What to produce » Select and reproduce each line of the listing below that bears the string "title".

Material provided »
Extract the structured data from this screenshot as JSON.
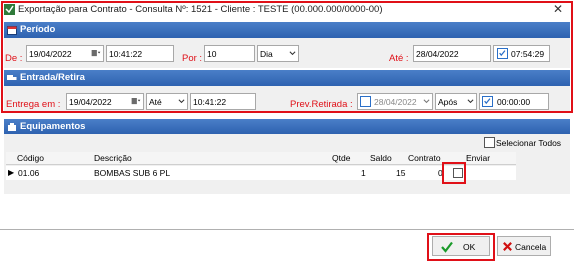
{
  "window": {
    "title": "Exportação para Contrato - Consulta Nº: 1521 - Cliente : TESTE (00.000.000/0000-00)",
    "close_glyph": "✕"
  },
  "periodo": {
    "header": "Período",
    "de_label": "De :",
    "de_date": "19/04/2022",
    "de_time": "10:41:22",
    "por_label": "Por :",
    "por_value": "10",
    "unit_value": "Dia",
    "ate_label": "Até :",
    "ate_date": "28/04/2022",
    "ate_time": "07:54:29",
    "ate_time_checked": true
  },
  "entrada": {
    "header": "Entrada/Retira",
    "entrega_label": "Entrega em :",
    "entrega_date": "19/04/2022",
    "entrega_mode": "Até",
    "entrega_time": "10:41:22",
    "prev_label": "Prev.Retirada :",
    "prev_date": "28/04/2022",
    "prev_mode": "Após",
    "prev_time": "00:00:00"
  },
  "equipamentos": {
    "header": "Equipamentos",
    "select_all_label": "Selecionar Todos",
    "columns": [
      "Código",
      "Descrição",
      "Qtde",
      "Saldo",
      "Contrato",
      "Enviar"
    ],
    "rows": [
      {
        "codigo": "01.06",
        "descricao": "BOMBAS SUB 6 PL",
        "qtde": "1",
        "saldo": "15",
        "contrato": "0"
      }
    ]
  },
  "footer": {
    "ok_label": "OK",
    "cancel_label": "Cancela"
  },
  "colors": {
    "highlight": "#e01018",
    "header_blue": "#2e62b0",
    "ok_green": "#1a9a2a",
    "cancel_red": "#d01010"
  }
}
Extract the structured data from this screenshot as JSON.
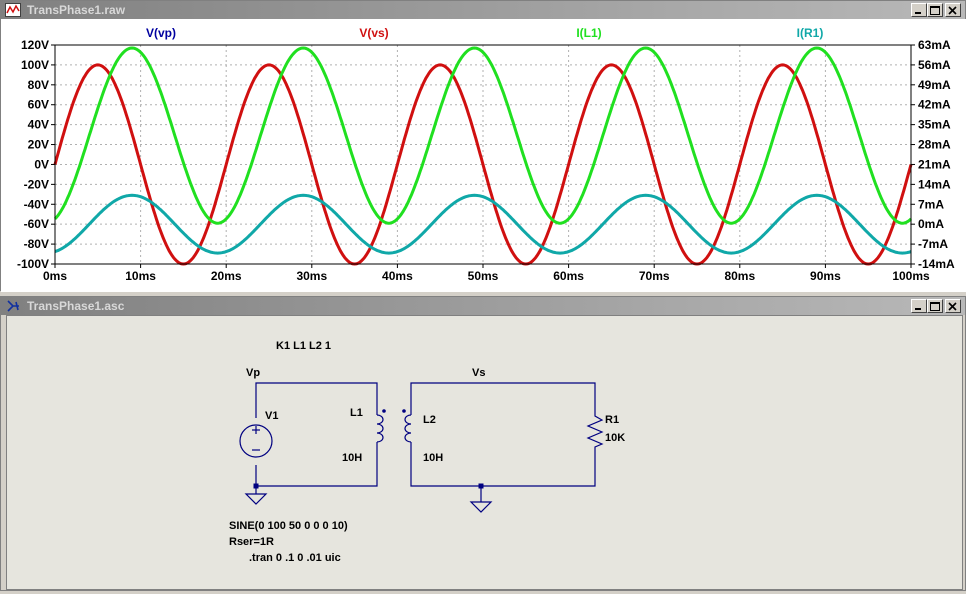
{
  "plot_window": {
    "title": "TransPhase1.raw"
  },
  "schematic_window": {
    "title": "TransPhase1.asc"
  },
  "chart_data": {
    "type": "line",
    "x_ticks": [
      "0ms",
      "10ms",
      "20ms",
      "30ms",
      "40ms",
      "50ms",
      "60ms",
      "70ms",
      "80ms",
      "90ms",
      "100ms"
    ],
    "y_left_ticks": [
      "120V",
      "100V",
      "80V",
      "60V",
      "40V",
      "20V",
      "0V",
      "-20V",
      "-40V",
      "-60V",
      "-80V",
      "-100V"
    ],
    "y_right_ticks": [
      "63mA",
      "56mA",
      "49mA",
      "42mA",
      "35mA",
      "28mA",
      "21mA",
      "14mA",
      "7mA",
      "0mA",
      "-7mA",
      "-14mA"
    ],
    "xlim": [
      0,
      100
    ],
    "ylim_left": [
      -100,
      120
    ],
    "ylim_right": [
      -14,
      63
    ],
    "grid": true,
    "series": [
      {
        "name": "V(vp)",
        "color": "#0000a0",
        "axis": "left",
        "amplitude": 100,
        "freq_hz": 50,
        "phase_deg": 0,
        "offset": 0,
        "visible_trace": false
      },
      {
        "name": "V(vs)",
        "color": "#d01010",
        "axis": "left",
        "amplitude": 100,
        "freq_hz": 50,
        "phase_deg": 0,
        "offset": 0
      },
      {
        "name": "I(L1)",
        "color": "#20e020",
        "axis": "left",
        "amplitude": 88,
        "freq_hz": 50,
        "phase_deg": -72,
        "offset": 29
      },
      {
        "name": "I(R1)",
        "color": "#10a8a8",
        "axis": "left",
        "amplitude": 29,
        "freq_hz": 50,
        "phase_deg": -72,
        "offset": -60
      }
    ]
  },
  "schematic": {
    "directive_coupling": "K1 L1 L2  1",
    "net_vp": "Vp",
    "net_vs": "Vs",
    "v1_name": "V1",
    "l1_name": "L1",
    "l1_value": "10H",
    "l2_name": "L2",
    "l2_value": "10H",
    "r1_name": "R1",
    "r1_value": "10K",
    "source_spec": "SINE(0 100 50 0 0 0 10)",
    "source_rser": "Rser=1R",
    "tran_directive": ".tran 0 .1 0 .01 uic"
  },
  "colors": {
    "wire": "#000080",
    "component": "#000080",
    "plot_bg": "#ffffff",
    "schematic_bg": "#e6e5de"
  }
}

Task answer »
    "title": "Exportação para Contrato - Consulta Nº: 1521 - Cliente : TESTE (00.000.000/0000-00)",
    "title": "TransPhase1.raw"
    "title": "TransPhase1.asc"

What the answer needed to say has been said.